*Directions*: The lines below, all of them, should be returned exactly as they appear.

### Available records

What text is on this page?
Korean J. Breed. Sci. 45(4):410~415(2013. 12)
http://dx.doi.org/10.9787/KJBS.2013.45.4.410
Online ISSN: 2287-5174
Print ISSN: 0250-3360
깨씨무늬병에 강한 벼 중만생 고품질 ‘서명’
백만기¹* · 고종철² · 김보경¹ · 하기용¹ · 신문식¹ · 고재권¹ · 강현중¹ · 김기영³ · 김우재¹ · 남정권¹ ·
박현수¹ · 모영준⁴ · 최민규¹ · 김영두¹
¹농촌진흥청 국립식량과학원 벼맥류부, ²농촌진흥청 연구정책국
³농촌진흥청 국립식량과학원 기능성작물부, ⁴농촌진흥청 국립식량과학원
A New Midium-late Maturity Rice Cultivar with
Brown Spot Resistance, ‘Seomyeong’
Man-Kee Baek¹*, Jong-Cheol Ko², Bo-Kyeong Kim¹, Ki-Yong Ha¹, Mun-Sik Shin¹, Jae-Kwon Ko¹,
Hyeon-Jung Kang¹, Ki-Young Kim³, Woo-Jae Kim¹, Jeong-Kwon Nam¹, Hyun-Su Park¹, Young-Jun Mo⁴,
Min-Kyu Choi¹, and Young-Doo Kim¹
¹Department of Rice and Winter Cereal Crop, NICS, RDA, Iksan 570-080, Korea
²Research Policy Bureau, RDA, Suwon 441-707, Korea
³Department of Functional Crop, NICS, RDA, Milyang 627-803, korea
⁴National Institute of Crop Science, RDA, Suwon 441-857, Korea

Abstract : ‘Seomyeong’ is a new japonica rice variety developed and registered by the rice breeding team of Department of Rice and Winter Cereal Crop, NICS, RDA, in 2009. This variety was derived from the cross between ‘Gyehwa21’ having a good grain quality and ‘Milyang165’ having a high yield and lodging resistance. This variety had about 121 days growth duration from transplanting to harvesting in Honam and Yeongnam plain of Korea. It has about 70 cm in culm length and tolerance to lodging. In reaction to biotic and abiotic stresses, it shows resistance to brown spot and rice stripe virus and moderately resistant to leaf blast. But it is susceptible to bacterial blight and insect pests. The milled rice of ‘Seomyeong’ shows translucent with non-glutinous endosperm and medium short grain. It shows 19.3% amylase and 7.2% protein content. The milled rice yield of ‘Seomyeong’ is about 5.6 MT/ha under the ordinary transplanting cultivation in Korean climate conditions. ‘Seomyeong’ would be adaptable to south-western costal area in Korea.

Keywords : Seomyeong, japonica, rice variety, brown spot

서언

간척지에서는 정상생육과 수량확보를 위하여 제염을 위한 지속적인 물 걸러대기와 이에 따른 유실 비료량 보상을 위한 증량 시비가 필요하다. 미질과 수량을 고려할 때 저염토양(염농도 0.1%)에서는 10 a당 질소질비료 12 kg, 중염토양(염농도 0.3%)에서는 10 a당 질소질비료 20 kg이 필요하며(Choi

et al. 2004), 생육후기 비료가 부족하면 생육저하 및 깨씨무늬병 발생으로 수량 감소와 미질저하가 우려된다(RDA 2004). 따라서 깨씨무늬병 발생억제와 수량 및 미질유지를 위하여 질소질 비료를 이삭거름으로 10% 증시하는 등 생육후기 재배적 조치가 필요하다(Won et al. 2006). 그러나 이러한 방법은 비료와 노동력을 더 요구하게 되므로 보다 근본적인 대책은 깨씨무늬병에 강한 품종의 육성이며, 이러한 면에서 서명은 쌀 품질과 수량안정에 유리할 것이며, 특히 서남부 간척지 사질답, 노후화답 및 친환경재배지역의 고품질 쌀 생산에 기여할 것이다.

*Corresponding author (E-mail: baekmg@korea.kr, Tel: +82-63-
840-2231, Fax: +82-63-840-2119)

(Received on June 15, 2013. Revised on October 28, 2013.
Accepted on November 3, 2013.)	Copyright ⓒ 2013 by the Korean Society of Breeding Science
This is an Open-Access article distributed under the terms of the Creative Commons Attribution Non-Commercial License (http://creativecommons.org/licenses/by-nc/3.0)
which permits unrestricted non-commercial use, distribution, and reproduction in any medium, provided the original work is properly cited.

######

*Solution for this problem*:
What text is on this page?
Korean J. Breed. Sci. 45(4):410~415(2013. 12)
http://dx.doi.org/10.9787/KJBS.2013.45.4.410
Online ISSN: 2287-5174
Print ISSN: 0250-3360
깨씨무늬병에 강한 벼 중만생 고품질 ‘서명’
백만기¹* · 고종철² · 김보경¹ · 하기용¹ · 신문식¹ · 고재권¹ · 강현중¹ · 김기영³ · 김우재¹ · 남정권¹ ·
박현수¹ · 모영준⁴ · 최민규¹ · 김영두¹
¹농촌진흥청 국립식량과학원 벼맥류부, ²농촌진흥청 연구정책국
³농촌진흥청 국립식량과학원 기능성작물부, ⁴농촌진흥청 국립식량과학원
A New Midium-late Maturity Rice Cultivar with
Brown Spot Resistance, ‘Seomyeong’
Man-Kee Baek¹*, Jong-Cheol Ko², Bo-Kyeong Kim¹, Ki-Yong Ha¹, Mun-Sik Shin¹, Jae-Kwon Ko¹,
Hyeon-Jung Kang¹, Ki-Young Kim³, Woo-Jae Kim¹, Jeong-Kwon Nam¹, Hyun-Su Park¹, Young-Jun Mo⁴,
Min-Kyu Choi¹, and Young-Doo Kim¹
¹Department of Rice and Winter Cereal Crop, NICS, RDA, Iksan 570-080, Korea
²Research Policy Bureau, RDA, Suwon 441-707, Korea
³Department of Functional Crop, NICS, RDA, Milyang 627-803, korea
⁴National Institute of Crop Science, RDA, Suwon 441-857, Korea

Abstract : ‘Seomyeong’ is a new japonica rice variety developed and registered by the rice breeding team of Department of Rice and Winter Cereal Crop, NICS, RDA, in 2009. This variety was derived from the cross between ‘Gyehwa21’ having a good grain quality and ‘Milyang165’ having a high yield and lodging resistance. This variety had about 121 days growth duration from transplanting to harvesting in Honam and Yeongnam plain of Korea. It has about 70 cm in culm length and tolerance to lodging. In reaction to biotic and abiotic stresses, it shows resistance to brown spot and rice stripe virus and moderately resistant to leaf blast. But it is susceptible to bacterial blight and insect pests. The milled rice of ‘Seomyeong’ shows translucent with non-glutinous endosperm and medium short grain. It shows 19.3% amylase and 7.2% protein content. The milled rice yield of ‘Seomyeong’ is about 5.6 MT/ha under the ordinary transplanting cultivation in Korean climate conditions. ‘Seomyeong’ would be adaptable to south-western costal area in Korea.

Keywords : Seomyeong, japonica, rice variety, brown spot

서언

간척지에서는 정상생육과 수량확보를 위하여 제염을 위한 지속적인 물 걸러대기와 이에 따른 유실 비료량 보상을 위한 증량 시비가 필요하다. 미질과 수량을 고려할 때 저염토양(염농도 0.1%)에서는 10 a당 질소질비료 12 kg, 중염토양(염농도 0.3%)에서는 10 a당 질소질비료 20 kg이 필요하며(Choi

et al. 2004), 생육후기 비료가 부족하면 생육저하 및 깨씨무늬병 발생으로 수량 감소와 미질저하가 우려된다(RDA 2004). 따라서 깨씨무늬병 발생억제와 수량 및 미질유지를 위하여 질소질 비료를 이삭거름으로 10% 증시하는 등 생육후기 재배적 조치가 필요하다(Won et al. 2006). 그러나 이러한 방법은 비료와 노동력을 더 요구하게 되므로 보다 근본적인 대책은 깨씨무늬병에 강한 품종의 육성이며, 이러한 면에서 서명은 쌀 품질과 수량안정에 유리할 것이며, 특히 서남부 간척지 사질답, 노후화답 및 친환경재배지역의 고품질 쌀 생산에 기여할 것이다.

*Corresponding author (E-mail: baekmg@korea.kr, Tel: +82-63-
840-2231, Fax: +82-63-840-2119)

(Received on June 15, 2013. Revised on October 28, 2013.
Accepted on November 3, 2013.)	Copyright ⓒ 2013 by the Korean Society of Breeding Science
This is an Open-Access article distributed under the terms of the Creative Commons Attribution Non-Commercial License (http://creativecommons.org/licenses/by-nc/3.0)
which permits unrestricted non-commercial use, distribution, and reproduction in any medium, provided the original work is properly cited.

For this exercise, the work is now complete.